• [SET TASK]
Read the listing below and copy out every line that holds "name".

[Figure dataset records]
◆ ◆ ◆ ◆ ◆ ◆ ◆
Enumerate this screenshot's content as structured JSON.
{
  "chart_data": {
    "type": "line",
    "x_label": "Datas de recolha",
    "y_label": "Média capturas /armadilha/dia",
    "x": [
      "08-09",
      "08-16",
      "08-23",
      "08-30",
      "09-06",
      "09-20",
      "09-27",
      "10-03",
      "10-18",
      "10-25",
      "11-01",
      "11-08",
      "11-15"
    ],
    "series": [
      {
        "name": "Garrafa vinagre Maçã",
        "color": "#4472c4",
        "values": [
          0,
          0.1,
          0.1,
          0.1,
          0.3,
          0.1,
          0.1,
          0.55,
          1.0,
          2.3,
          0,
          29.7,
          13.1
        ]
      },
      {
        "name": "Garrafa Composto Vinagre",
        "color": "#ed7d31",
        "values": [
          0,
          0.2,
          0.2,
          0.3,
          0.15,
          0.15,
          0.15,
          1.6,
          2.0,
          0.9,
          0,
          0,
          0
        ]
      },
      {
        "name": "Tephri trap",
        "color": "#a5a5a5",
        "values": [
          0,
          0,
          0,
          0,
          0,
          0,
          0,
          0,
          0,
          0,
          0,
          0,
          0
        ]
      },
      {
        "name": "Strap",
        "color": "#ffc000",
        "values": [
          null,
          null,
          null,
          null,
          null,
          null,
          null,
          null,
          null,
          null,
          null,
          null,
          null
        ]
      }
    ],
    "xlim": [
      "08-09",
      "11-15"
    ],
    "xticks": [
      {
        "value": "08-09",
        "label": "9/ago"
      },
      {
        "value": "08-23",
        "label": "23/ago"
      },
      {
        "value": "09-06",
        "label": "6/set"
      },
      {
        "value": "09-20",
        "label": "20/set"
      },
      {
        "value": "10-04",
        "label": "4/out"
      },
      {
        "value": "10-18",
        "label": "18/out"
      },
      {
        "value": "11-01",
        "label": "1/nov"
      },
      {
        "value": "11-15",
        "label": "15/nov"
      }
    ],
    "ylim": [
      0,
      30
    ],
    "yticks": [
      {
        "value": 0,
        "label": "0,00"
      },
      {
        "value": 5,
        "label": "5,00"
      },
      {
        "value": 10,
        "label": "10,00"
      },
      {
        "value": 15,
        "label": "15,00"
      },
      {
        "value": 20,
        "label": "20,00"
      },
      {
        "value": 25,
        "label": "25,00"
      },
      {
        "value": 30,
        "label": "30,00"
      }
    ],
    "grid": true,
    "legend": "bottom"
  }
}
◆ ◆ ◆ ◆ ◆ ◆ ◆
• [FULL OUTPUT]
        "name": "Garrafa vinagre Maçã",
        "name": "Garrafa Composto Vinagre",
        "name": "Tephri trap",
        "name": "Strap",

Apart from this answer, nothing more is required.